**DATA FOR THIS EXERCISE:**
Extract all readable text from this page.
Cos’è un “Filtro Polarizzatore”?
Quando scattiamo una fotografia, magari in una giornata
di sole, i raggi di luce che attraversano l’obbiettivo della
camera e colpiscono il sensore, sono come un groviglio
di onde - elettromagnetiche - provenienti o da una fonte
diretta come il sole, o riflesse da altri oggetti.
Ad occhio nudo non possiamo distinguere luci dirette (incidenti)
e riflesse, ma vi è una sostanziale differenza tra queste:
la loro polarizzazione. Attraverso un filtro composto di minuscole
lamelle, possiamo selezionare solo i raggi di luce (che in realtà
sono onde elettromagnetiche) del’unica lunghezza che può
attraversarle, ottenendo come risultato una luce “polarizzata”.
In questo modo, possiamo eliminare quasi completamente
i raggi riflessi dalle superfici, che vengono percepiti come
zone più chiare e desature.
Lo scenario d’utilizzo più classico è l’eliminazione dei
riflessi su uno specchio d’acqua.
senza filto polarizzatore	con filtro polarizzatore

---

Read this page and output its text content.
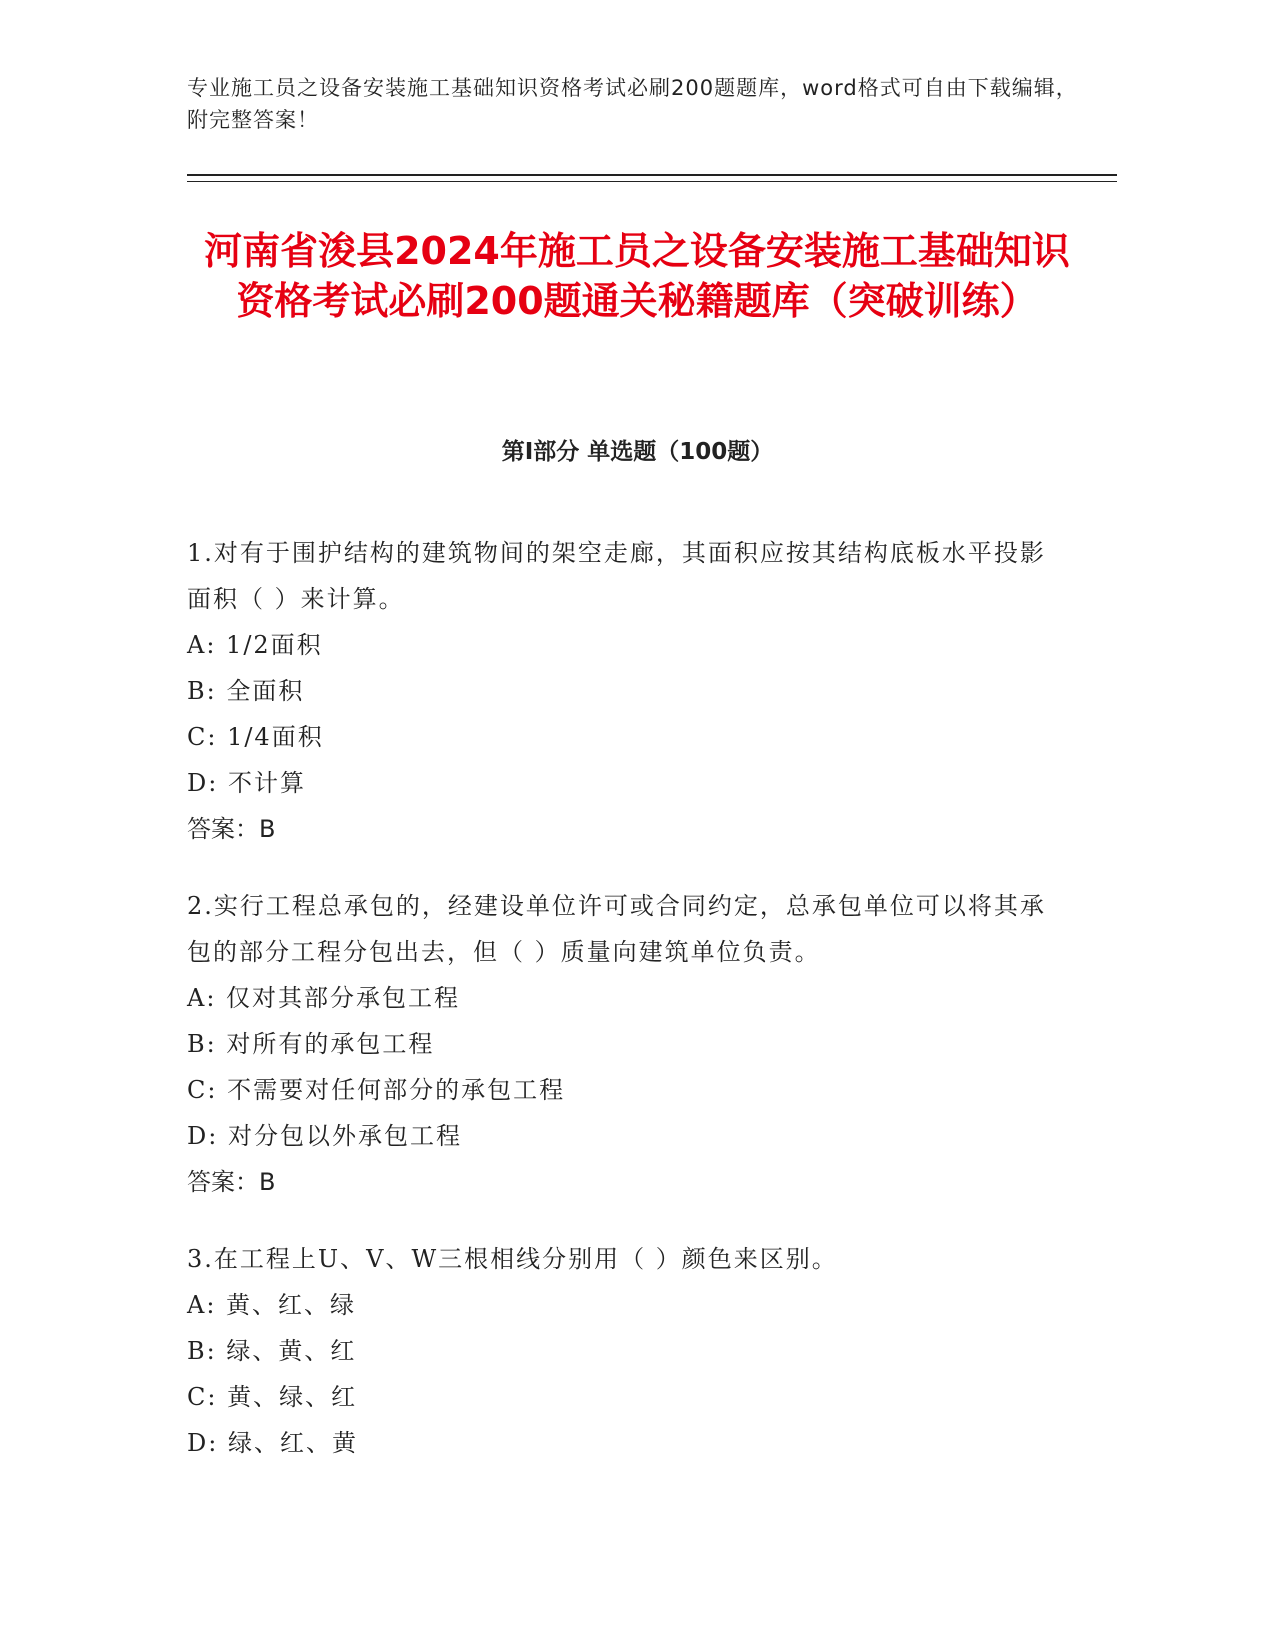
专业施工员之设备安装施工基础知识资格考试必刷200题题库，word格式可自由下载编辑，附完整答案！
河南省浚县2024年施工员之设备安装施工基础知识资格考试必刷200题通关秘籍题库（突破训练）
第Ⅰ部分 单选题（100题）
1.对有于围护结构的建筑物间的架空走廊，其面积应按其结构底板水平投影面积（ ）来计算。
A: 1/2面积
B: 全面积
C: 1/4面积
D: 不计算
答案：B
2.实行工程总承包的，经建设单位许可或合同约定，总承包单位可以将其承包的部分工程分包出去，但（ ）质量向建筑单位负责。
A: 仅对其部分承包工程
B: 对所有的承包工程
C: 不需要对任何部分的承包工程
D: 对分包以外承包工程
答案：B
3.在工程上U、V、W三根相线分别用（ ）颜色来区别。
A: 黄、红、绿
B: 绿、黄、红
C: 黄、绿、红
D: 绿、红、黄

* * *

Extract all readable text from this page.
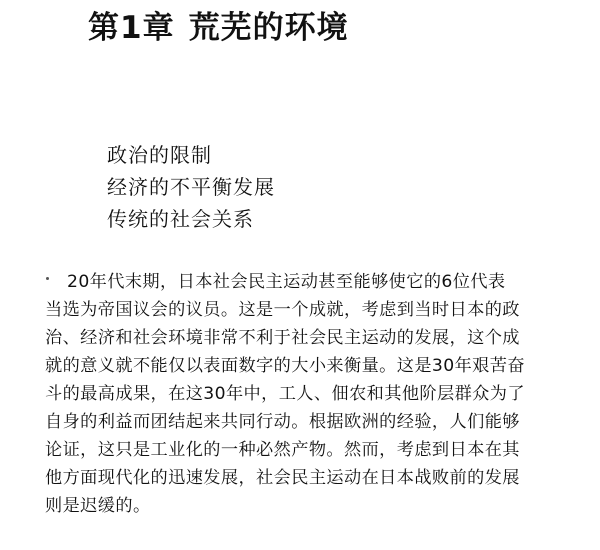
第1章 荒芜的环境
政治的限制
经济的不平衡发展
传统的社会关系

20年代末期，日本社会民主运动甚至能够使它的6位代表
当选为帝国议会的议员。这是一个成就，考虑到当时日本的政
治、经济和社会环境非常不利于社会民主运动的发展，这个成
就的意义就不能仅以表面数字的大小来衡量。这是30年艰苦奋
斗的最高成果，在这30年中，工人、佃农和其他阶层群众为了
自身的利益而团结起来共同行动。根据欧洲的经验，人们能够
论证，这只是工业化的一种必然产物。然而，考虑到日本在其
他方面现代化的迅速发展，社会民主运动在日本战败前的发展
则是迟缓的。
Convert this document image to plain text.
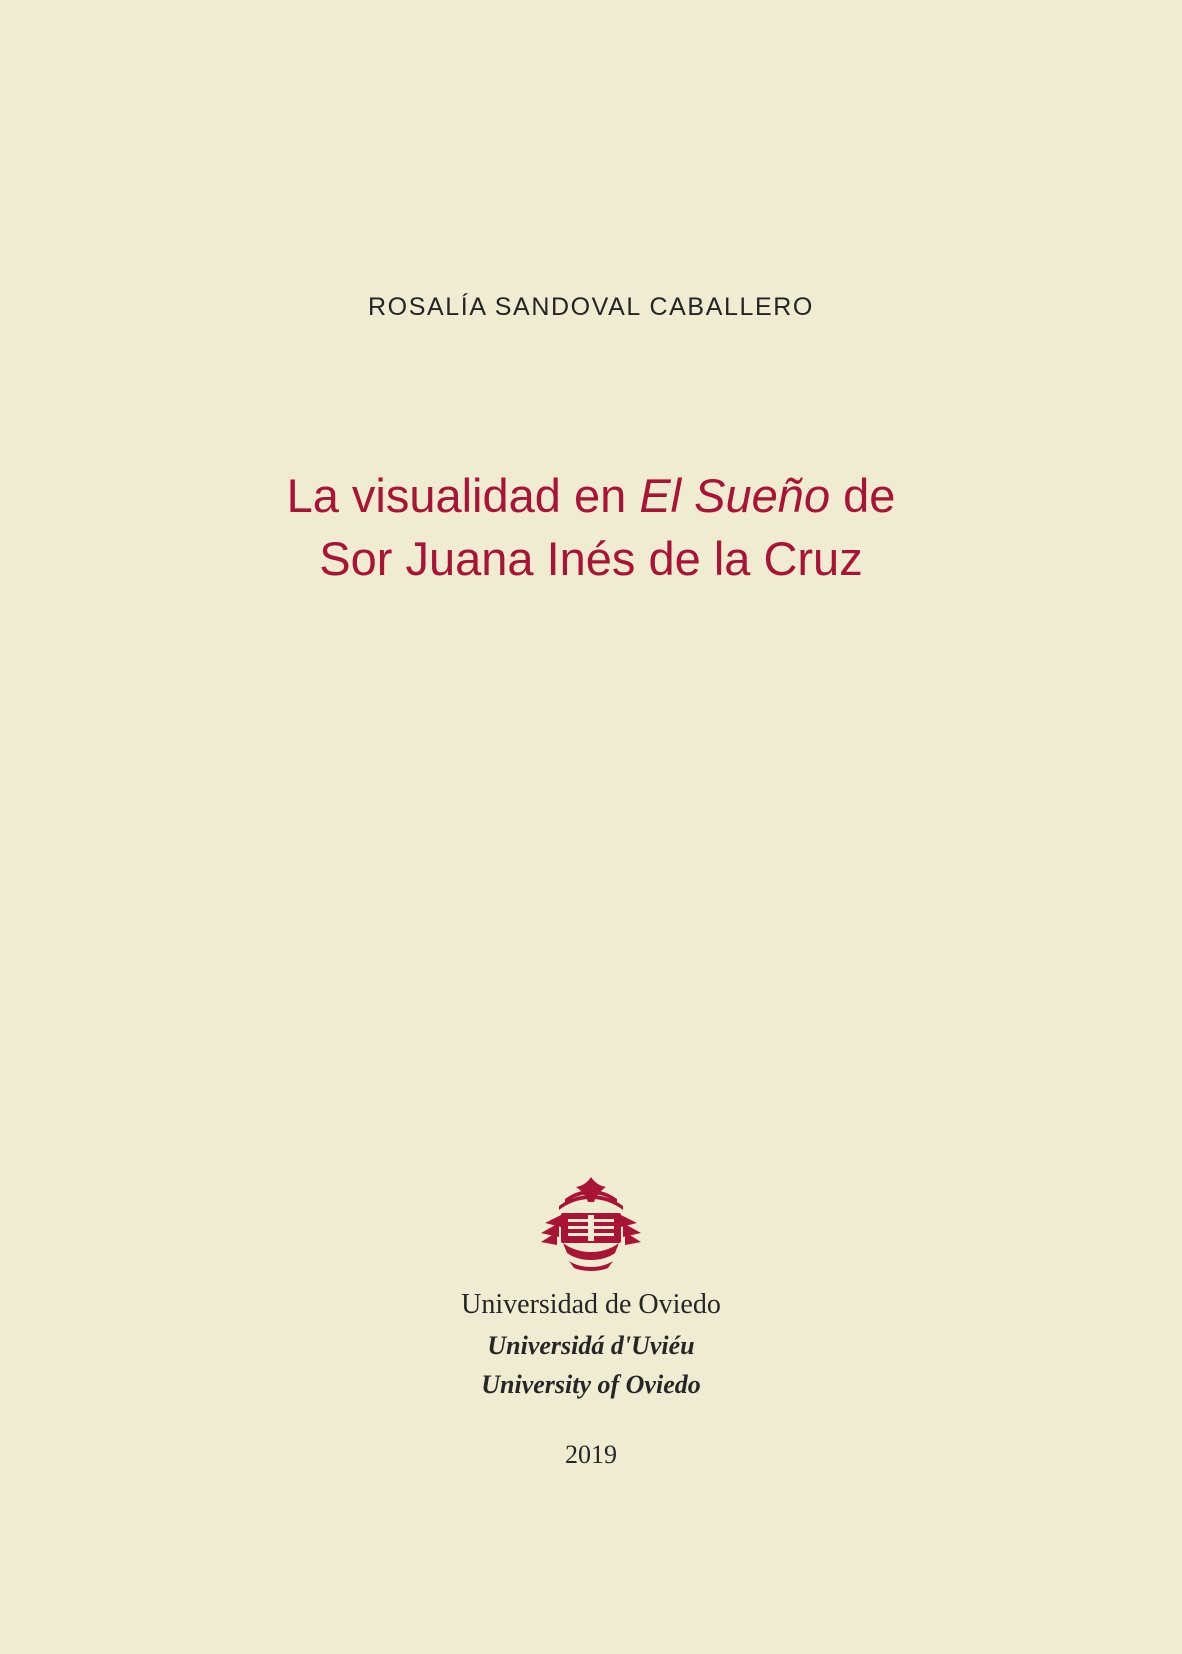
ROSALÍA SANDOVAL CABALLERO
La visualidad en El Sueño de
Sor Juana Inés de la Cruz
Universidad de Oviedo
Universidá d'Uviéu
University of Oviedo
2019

**PROBLEM DETAILS:** Search the lines for "riflessi". Copy each line that has it.

**EXERCISE RESPONSE:**
i raggi riflessi dalle superfici, che vengono percepiti come
riflessi su uno specchio d’acqua.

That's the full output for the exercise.